[GOAL OF THE EXERCISE]: Find how many lines in the material contain "this"; your answer should be that number alone.

***

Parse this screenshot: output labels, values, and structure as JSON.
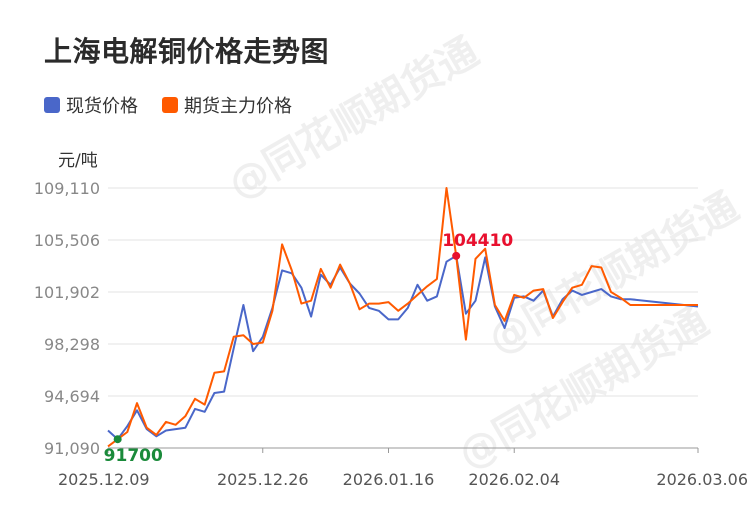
{
  "chart_data": {
    "type": "line",
    "title": "上海电解铜价格走势图",
    "unit_label": "元/吨",
    "y_ticks": [
      "109,110",
      "105,506",
      "101,902",
      "98,298",
      "94,694",
      "91,090"
    ],
    "y_tick_values": [
      109110,
      105506,
      101902,
      98298,
      94694,
      91090
    ],
    "ylim": [
      91090,
      109110
    ],
    "x_tick_labels": [
      "2025.12.09",
      "2025.12.26",
      "2026.01.16",
      "2026.02.04",
      "2026.03.06"
    ],
    "x_tick_indices": [
      0,
      16,
      29,
      42,
      61
    ],
    "n_points": 62,
    "series": [
      {
        "name": "现货价格",
        "color": "#4a67c9",
        "values": [
          92300,
          91700,
          92600,
          93700,
          92400,
          91900,
          92300,
          92400,
          92500,
          93800,
          93600,
          94900,
          95000,
          98000,
          101000,
          97800,
          98800,
          100800,
          103400,
          103200,
          102200,
          100200,
          103100,
          102400,
          103600,
          102500,
          101800,
          100800,
          100600,
          100000,
          100000,
          100800,
          102400,
          101300,
          101600,
          104000,
          104410,
          100400,
          101300,
          104300,
          100900,
          99400,
          101500,
          101600,
          101300,
          102000,
          100200,
          101400,
          102000,
          101700,
          101900,
          102100,
          101600,
          101400,
          101400,
          100900
        ],
        "x": [
          0,
          1,
          2,
          3,
          4,
          5,
          6,
          7,
          8,
          9,
          10,
          11,
          12,
          13,
          14,
          15,
          16,
          17,
          18,
          19,
          20,
          21,
          22,
          23,
          24,
          25,
          26,
          27,
          28,
          29,
          30,
          31,
          32,
          33,
          34,
          35,
          36,
          37,
          38,
          39,
          40,
          41,
          42,
          43,
          44,
          45,
          46,
          47,
          48,
          49,
          50,
          51,
          52,
          53,
          54,
          61
        ]
      },
      {
        "name": "期货主力价格",
        "color": "#ff5a00",
        "values": [
          91200,
          91700,
          92200,
          94200,
          92500,
          92000,
          92900,
          92700,
          93300,
          94500,
          94100,
          96300,
          96400,
          98800,
          98900,
          98300,
          98400,
          100600,
          105200,
          103400,
          101100,
          101300,
          103500,
          102200,
          103800,
          102500,
          100700,
          101100,
          101100,
          101200,
          100600,
          101100,
          101700,
          102300,
          102800,
          109110,
          104400,
          98600,
          104200,
          104900,
          101000,
          99900,
          101700,
          101500,
          102000,
          102100,
          100100,
          101200,
          102200,
          102400,
          103700,
          103600,
          101900,
          101500,
          101000,
          101000
        ],
        "x": [
          0,
          1,
          2,
          3,
          4,
          5,
          6,
          7,
          8,
          9,
          10,
          11,
          12,
          13,
          14,
          15,
          16,
          17,
          18,
          19,
          20,
          21,
          22,
          23,
          24,
          25,
          26,
          27,
          28,
          29,
          30,
          31,
          32,
          33,
          34,
          35,
          36,
          37,
          38,
          39,
          40,
          41,
          42,
          43,
          44,
          45,
          46,
          47,
          48,
          49,
          50,
          51,
          52,
          53,
          54,
          61
        ]
      }
    ],
    "annotations": [
      {
        "label": "104410",
        "series": 0,
        "index": 36,
        "color": "#e8102e"
      },
      {
        "label": "91700",
        "series": 0,
        "index": 1,
        "color": "#1a8a3a"
      }
    ],
    "grid": true,
    "legend_position": "top-left",
    "watermark": "@同花顺期货通"
  }
}
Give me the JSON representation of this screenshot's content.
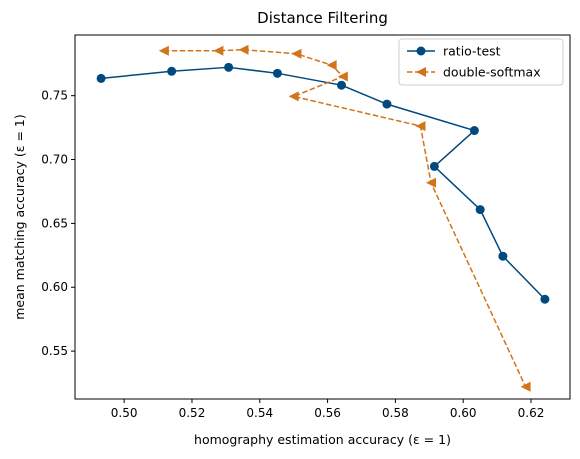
{
  "chart_data": {
    "type": "line",
    "title": "Distance Filtering",
    "xlabel": "homography estimation accuracy (ε = 1)",
    "ylabel": "mean matching accuracy (ε = 1)",
    "xlim": [
      0.4855,
      0.6315
    ],
    "ylim": [
      0.5125,
      0.7975
    ],
    "xticks": [
      0.5,
      0.52,
      0.54,
      0.56,
      0.58,
      0.6,
      0.62
    ],
    "xtick_labels": [
      "0.50",
      "0.52",
      "0.54",
      "0.56",
      "0.58",
      "0.60",
      "0.62"
    ],
    "yticks": [
      0.55,
      0.6,
      0.65,
      0.7,
      0.75
    ],
    "ytick_labels": [
      "0.55",
      "0.60",
      "0.65",
      "0.70",
      "0.75"
    ],
    "grid": false,
    "legend_position": "top-right",
    "series": [
      {
        "name": "ratio-test",
        "color": "#004a7f",
        "line_style": "solid",
        "marker": "circle",
        "x": [
          0.4932,
          0.514,
          0.5308,
          0.5452,
          0.5641,
          0.5775,
          0.6033,
          0.5915,
          0.605,
          0.6117,
          0.6241
        ],
        "y": [
          0.7635,
          0.7691,
          0.7722,
          0.7675,
          0.7582,
          0.7434,
          0.7227,
          0.6946,
          0.6608,
          0.6243,
          0.5906
        ]
      },
      {
        "name": "double-softmax",
        "color": "#d1741a",
        "line_style": "dashed",
        "marker": "triangle-left",
        "x": [
          0.5117,
          0.5278,
          0.5352,
          0.5508,
          0.5612,
          0.5645,
          0.55,
          0.5874,
          0.5905,
          0.6184
        ],
        "y": [
          0.7852,
          0.7852,
          0.786,
          0.7828,
          0.7739,
          0.765,
          0.7494,
          0.7262,
          0.6818,
          0.5221
        ]
      }
    ]
  }
}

***

[FINAL ANSWER]: 2